[The request]:
State the number of lines in these records holding "принадлежало". Say nothing more.

[Dataset content]:
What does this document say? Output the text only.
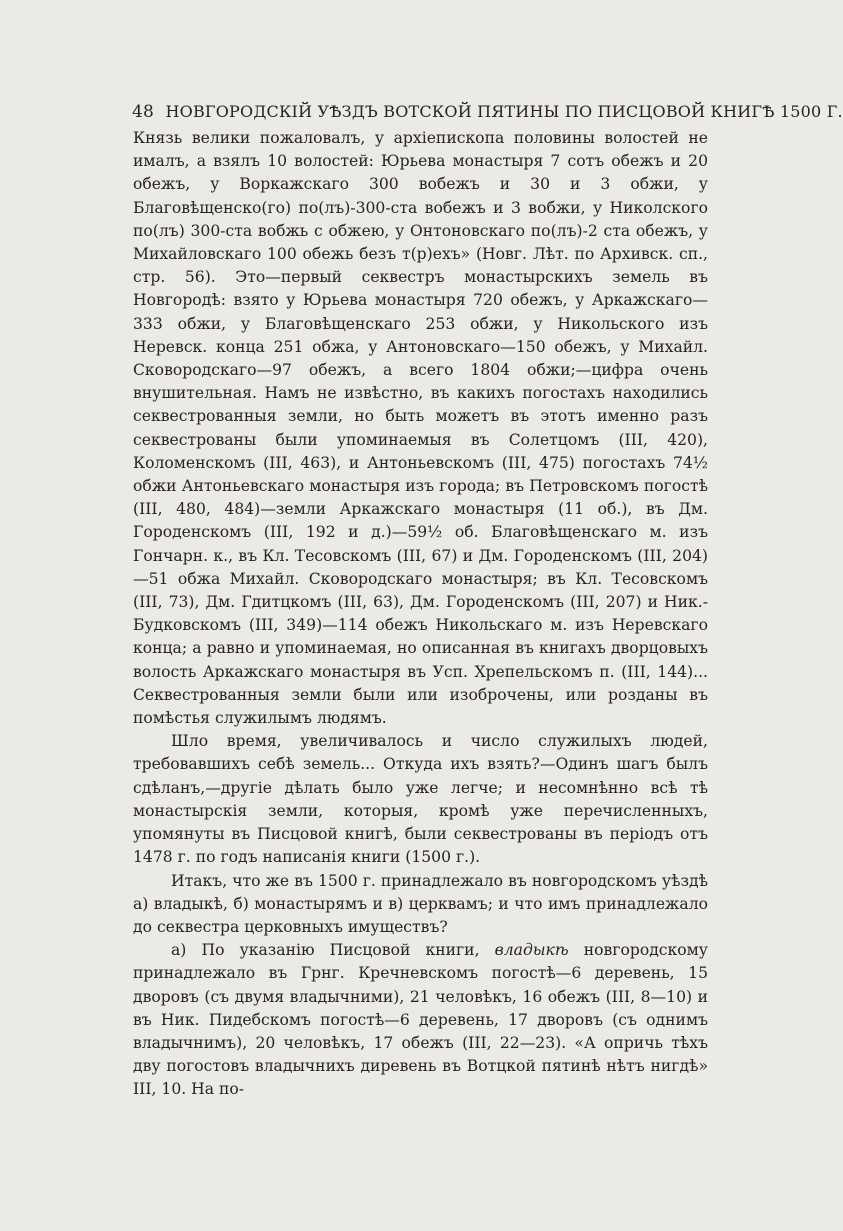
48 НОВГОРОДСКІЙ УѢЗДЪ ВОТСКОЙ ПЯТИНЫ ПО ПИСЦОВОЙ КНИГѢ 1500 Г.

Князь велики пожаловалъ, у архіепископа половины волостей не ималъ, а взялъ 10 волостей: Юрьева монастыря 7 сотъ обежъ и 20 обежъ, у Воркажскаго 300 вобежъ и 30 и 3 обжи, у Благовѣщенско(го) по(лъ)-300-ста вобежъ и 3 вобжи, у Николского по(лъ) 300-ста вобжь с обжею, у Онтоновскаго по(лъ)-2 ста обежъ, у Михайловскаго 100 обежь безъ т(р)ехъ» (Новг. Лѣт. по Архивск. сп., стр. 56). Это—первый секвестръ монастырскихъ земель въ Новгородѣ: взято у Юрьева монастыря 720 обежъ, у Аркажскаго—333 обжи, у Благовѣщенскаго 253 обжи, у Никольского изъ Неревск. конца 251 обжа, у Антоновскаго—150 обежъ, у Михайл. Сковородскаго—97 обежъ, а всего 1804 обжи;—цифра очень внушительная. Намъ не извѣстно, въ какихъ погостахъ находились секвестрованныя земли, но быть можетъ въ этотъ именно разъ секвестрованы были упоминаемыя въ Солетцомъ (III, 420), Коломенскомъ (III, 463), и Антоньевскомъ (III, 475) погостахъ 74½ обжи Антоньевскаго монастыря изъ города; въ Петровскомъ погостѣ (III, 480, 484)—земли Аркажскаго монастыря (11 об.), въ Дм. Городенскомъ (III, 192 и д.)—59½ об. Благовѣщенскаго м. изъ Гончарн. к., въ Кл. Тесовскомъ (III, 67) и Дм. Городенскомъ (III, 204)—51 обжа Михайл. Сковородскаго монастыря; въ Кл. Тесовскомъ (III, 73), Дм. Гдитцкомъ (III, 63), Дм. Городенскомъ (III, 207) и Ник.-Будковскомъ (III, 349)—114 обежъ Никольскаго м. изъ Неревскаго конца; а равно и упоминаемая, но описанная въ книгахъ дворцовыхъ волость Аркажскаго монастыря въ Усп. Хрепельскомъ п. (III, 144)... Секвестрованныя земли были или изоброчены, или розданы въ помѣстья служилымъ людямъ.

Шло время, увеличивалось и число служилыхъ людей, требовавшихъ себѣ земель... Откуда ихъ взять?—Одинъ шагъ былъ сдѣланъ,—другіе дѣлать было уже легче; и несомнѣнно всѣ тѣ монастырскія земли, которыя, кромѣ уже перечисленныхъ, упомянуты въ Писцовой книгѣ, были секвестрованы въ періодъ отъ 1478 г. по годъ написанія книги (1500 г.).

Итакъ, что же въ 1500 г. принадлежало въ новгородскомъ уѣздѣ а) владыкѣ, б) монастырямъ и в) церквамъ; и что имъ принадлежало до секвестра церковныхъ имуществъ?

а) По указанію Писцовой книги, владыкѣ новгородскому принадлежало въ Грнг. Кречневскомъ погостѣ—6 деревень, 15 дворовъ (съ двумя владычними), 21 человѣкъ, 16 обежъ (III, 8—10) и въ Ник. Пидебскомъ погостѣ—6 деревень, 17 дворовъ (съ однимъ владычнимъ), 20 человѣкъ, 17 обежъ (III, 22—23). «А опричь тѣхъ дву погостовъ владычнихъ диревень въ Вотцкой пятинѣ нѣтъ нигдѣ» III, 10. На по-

...

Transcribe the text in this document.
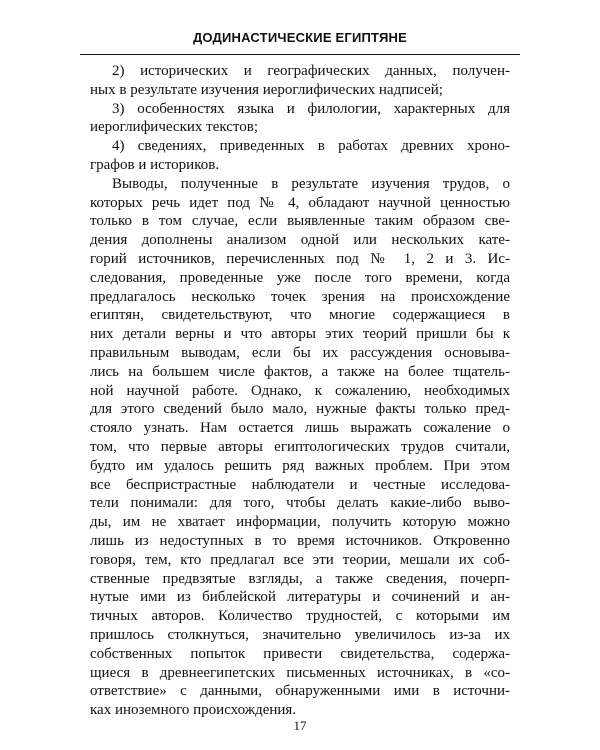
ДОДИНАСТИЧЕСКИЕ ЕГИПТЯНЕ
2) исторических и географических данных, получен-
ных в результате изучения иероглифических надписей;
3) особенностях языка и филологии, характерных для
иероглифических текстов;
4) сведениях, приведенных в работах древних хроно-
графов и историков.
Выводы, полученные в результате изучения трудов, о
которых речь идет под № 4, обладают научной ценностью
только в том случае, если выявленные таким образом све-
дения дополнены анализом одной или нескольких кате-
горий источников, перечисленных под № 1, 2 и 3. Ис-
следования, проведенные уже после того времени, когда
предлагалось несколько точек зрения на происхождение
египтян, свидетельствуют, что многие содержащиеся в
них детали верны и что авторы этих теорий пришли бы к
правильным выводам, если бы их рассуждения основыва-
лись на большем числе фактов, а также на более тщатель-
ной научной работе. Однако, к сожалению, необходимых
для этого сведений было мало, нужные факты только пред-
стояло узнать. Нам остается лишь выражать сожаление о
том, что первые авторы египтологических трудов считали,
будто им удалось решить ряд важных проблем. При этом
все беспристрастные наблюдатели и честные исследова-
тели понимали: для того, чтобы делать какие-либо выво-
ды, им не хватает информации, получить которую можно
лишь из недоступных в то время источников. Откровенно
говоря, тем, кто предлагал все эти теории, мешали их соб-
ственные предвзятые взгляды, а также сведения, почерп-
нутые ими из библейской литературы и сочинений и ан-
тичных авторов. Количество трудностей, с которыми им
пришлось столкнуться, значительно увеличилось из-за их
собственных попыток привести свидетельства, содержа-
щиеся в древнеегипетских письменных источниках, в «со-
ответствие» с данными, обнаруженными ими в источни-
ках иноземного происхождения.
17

[The output]:
2